(Entries supplied):
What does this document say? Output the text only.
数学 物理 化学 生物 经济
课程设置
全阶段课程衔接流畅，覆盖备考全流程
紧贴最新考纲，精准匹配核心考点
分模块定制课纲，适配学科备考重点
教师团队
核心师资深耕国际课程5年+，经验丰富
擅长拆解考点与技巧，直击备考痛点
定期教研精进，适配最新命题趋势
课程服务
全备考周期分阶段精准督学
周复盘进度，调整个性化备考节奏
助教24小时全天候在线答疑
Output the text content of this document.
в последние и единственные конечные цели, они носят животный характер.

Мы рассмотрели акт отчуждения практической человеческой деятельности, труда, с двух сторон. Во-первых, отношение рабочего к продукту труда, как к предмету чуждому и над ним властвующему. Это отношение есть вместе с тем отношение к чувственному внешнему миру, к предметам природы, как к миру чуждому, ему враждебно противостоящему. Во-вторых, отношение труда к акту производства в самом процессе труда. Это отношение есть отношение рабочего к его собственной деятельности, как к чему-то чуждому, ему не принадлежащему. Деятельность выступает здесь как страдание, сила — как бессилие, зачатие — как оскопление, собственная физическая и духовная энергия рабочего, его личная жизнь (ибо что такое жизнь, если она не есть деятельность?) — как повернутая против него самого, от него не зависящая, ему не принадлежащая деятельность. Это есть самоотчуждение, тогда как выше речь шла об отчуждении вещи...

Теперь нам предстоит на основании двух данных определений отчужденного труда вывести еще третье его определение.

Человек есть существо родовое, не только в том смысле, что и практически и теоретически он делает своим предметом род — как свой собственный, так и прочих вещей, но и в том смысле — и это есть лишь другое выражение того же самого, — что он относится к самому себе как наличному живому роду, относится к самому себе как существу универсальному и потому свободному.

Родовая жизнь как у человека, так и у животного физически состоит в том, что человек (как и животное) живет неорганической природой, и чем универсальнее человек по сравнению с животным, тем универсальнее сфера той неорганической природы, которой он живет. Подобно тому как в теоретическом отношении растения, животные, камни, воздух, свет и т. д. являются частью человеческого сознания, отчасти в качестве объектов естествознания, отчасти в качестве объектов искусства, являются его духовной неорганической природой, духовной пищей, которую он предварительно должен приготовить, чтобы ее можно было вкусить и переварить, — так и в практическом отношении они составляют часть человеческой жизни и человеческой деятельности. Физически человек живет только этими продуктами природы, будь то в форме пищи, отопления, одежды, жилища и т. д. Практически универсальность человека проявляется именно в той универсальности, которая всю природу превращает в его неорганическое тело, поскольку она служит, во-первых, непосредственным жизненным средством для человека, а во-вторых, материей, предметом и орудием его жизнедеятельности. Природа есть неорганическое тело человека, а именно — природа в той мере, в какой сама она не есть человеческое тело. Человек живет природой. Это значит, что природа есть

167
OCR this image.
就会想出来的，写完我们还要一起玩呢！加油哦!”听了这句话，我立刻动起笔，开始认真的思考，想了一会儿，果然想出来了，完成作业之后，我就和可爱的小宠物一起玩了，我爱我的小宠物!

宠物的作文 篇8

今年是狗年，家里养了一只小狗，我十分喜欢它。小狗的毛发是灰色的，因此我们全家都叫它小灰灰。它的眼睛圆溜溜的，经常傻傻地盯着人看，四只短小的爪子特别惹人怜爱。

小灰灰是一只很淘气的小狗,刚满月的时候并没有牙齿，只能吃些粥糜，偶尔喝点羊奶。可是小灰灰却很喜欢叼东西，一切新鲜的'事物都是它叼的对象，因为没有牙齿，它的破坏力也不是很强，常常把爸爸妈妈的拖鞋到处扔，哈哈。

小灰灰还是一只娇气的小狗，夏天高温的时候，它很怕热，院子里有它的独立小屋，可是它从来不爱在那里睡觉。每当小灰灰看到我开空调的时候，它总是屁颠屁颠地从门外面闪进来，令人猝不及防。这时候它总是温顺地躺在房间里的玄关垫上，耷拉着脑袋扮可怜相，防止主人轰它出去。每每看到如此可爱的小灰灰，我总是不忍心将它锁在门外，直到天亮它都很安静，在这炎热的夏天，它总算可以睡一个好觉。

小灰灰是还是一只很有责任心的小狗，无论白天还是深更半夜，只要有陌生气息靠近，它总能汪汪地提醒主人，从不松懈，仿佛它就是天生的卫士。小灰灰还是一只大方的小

(Exercise aim):
From the entries above, list each line with "text" in it.

(Worked solution):
What does this document say? Output the text only.
Output the text content of this document.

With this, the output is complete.